⟨

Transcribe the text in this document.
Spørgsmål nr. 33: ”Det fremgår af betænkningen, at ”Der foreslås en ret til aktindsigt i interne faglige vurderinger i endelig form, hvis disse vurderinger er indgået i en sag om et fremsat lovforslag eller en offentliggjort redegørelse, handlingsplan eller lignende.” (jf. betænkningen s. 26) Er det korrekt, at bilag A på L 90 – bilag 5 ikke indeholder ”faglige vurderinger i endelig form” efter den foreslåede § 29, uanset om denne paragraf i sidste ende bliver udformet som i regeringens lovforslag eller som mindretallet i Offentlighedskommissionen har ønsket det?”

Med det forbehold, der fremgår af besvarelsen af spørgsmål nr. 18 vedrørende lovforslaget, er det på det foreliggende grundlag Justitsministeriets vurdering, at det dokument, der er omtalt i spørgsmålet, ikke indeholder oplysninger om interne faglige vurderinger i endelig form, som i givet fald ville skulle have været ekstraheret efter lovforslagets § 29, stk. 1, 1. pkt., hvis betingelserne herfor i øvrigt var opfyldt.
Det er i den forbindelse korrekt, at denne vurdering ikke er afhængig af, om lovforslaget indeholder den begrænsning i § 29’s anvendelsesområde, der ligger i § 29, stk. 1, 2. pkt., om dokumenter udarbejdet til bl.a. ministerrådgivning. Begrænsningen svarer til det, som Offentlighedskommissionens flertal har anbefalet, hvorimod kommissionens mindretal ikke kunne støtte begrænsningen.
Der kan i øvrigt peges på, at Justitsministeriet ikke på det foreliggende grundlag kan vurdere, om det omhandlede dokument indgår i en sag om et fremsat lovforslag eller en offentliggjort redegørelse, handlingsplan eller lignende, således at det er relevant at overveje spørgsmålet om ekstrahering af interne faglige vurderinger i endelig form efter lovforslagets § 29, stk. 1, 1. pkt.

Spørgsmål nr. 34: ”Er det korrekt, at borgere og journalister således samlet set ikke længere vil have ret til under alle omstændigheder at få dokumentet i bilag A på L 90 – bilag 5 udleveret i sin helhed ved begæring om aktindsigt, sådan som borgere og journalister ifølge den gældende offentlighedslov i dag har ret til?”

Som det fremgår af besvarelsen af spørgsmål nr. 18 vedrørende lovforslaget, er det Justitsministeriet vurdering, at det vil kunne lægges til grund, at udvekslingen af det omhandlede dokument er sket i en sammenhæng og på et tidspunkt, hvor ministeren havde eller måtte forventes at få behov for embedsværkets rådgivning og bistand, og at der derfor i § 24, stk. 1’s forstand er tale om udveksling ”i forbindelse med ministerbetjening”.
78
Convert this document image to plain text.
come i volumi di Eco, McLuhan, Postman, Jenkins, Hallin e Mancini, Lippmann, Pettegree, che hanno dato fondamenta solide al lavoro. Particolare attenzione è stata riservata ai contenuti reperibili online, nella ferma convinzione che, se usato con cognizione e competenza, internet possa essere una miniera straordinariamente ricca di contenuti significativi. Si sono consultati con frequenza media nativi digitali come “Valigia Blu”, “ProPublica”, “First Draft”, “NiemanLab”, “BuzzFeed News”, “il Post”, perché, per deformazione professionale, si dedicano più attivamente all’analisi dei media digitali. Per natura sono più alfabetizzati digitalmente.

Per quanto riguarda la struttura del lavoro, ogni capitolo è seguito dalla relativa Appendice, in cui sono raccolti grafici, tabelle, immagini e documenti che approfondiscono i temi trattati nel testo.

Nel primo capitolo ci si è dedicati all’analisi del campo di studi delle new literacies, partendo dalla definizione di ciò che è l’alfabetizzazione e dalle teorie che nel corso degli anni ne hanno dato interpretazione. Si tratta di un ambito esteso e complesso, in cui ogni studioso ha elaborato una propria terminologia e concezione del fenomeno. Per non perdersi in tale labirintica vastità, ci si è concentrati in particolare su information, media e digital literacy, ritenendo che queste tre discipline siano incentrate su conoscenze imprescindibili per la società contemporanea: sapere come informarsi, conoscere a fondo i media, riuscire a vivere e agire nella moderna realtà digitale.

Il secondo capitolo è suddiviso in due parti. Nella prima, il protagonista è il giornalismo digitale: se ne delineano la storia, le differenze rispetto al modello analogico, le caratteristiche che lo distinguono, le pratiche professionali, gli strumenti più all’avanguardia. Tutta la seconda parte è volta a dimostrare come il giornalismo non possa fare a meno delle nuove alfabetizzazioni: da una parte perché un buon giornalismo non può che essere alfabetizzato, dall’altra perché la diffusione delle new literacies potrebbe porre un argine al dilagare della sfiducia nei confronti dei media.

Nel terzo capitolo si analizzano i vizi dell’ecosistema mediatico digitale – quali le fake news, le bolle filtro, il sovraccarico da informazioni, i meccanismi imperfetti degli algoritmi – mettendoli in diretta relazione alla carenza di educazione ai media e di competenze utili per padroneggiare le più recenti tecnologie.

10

⟩

### Problem requirements
Return all of the data word for word.

### Final result
Transcribe the text in this document.
Spørgsmål nr. 33: ”Det fremgår af betænkningen, at ”Der foreslås en ret til aktindsigt i interne faglige vurderinger i endelig form, hvis disse vurderinger er indgået i en sag om et fremsat lovforslag eller en offentliggjort redegørelse, handlingsplan eller lignende.” (jf. betænkningen s. 26) Er det korrekt, at bilag A på L 90 – bilag 5 ikke indeholder ”faglige vurderinger i endelig form” efter den foreslåede § 29, uanset om denne paragraf i sidste ende bliver udformet som i regeringens lovforslag eller som mindretallet i Offentlighedskommissionen har ønsket det?”

Med det forbehold, der fremgår af besvarelsen af spørgsmål nr. 18 vedrørende lovforslaget, er det på det foreliggende grundlag Justitsministeriets vurdering, at det dokument, der er omtalt i spørgsmålet, ikke indeholder oplysninger om interne faglige vurderinger i endelig form, som i givet fald ville skulle have været ekstraheret efter lovforslagets § 29, stk. 1, 1. pkt., hvis betingelserne herfor i øvrigt var opfyldt.
Det er i den forbindelse korrekt, at denne vurdering ikke er afhængig af, om lovforslaget indeholder den begrænsning i § 29’s anvendelsesområde, der ligger i § 29, stk. 1, 2. pkt., om dokumenter udarbejdet til bl.a. ministerrådgivning. Begrænsningen svarer til det, som Offentlighedskommissionens flertal har anbefalet, hvorimod kommissionens mindretal ikke kunne støtte begrænsningen.
Der kan i øvrigt peges på, at Justitsministeriet ikke på det foreliggende grundlag kan vurdere, om det omhandlede dokument indgår i en sag om et fremsat lovforslag eller en offentliggjort redegørelse, handlingsplan eller lignende, således at det er relevant at overveje spørgsmålet om ekstrahering af interne faglige vurderinger i endelig form efter lovforslagets § 29, stk. 1, 1. pkt.

Spørgsmål nr. 34: ”Er det korrekt, at borgere og journalister således samlet set ikke længere vil have ret til under alle omstændigheder at få dokumentet i bilag A på L 90 – bilag 5 udleveret i sin helhed ved begæring om aktindsigt, sådan som borgere og journalister ifølge den gældende offentlighedslov i dag har ret til?”

Som det fremgår af besvarelsen af spørgsmål nr. 18 vedrørende lovforslaget, er det Justitsministeriet vurdering, at det vil kunne lægges til grund, at udvekslingen af det omhandlede dokument er sket i en sammenhæng og på et tidspunkt, hvor ministeren havde eller måtte forventes at få behov for embedsværkets rådgivning og bistand, og at der derfor i § 24, stk. 1’s forstand er tale om udveksling ”i forbindelse med ministerbetjening”.
78
Convert this document image to plain text.
come i volumi di Eco, McLuhan, Postman, Jenkins, Hallin e Mancini, Lippmann, Pettegree, che hanno dato fondamenta solide al lavoro. Particolare attenzione è stata riservata ai contenuti reperibili online, nella ferma convinzione che, se usato con cognizione e competenza, internet possa essere una miniera straordinariamente ricca di contenuti significativi. Si sono consultati con frequenza media nativi digitali come “Valigia Blu”, “ProPublica”, “First Draft”, “NiemanLab”, “BuzzFeed News”, “il Post”, perché, per deformazione professionale, si dedicano più attivamente all’analisi dei media digitali. Per natura sono più alfabetizzati digitalmente.

Per quanto riguarda la struttura del lavoro, ogni capitolo è seguito dalla relativa Appendice, in cui sono raccolti grafici, tabelle, immagini e documenti che approfondiscono i temi trattati nel testo.

Nel primo capitolo ci si è dedicati all’analisi del campo di studi delle new literacies, partendo dalla definizione di ciò che è l’alfabetizzazione e dalle teorie che nel corso degli anni ne hanno dato interpretazione. Si tratta di un ambito esteso e complesso, in cui ogni studioso ha elaborato una propria terminologia e concezione del fenomeno. Per non perdersi in tale labirintica vastità, ci si è concentrati in particolare su information, media e digital literacy, ritenendo che queste tre discipline siano incentrate su conoscenze imprescindibili per la società contemporanea: sapere come informarsi, conoscere a fondo i media, riuscire a vivere e agire nella moderna realtà digitale.

Il secondo capitolo è suddiviso in due parti. Nella prima, il protagonista è il giornalismo digitale: se ne delineano la storia, le differenze rispetto al modello analogico, le caratteristiche che lo distinguono, le pratiche professionali, gli strumenti più all’avanguardia. Tutta la seconda parte è volta a dimostrare come il giornalismo non possa fare a meno delle nuove alfabetizzazioni: da una parte perché un buon giornalismo non può che essere alfabetizzato, dall’altra perché la diffusione delle new literacies potrebbe porre un argine al dilagare della sfiducia nei confronti dei media.

Nel terzo capitolo si analizzano i vizi dell’ecosistema mediatico digitale – quali le fake news, le bolle filtro, il sovraccarico da informazioni, i meccanismi imperfetti degli algoritmi – mettendoli in diretta relazione alla carenza di educazione ai media e di competenze utili per padroneggiare le più recenti tecnologie.

10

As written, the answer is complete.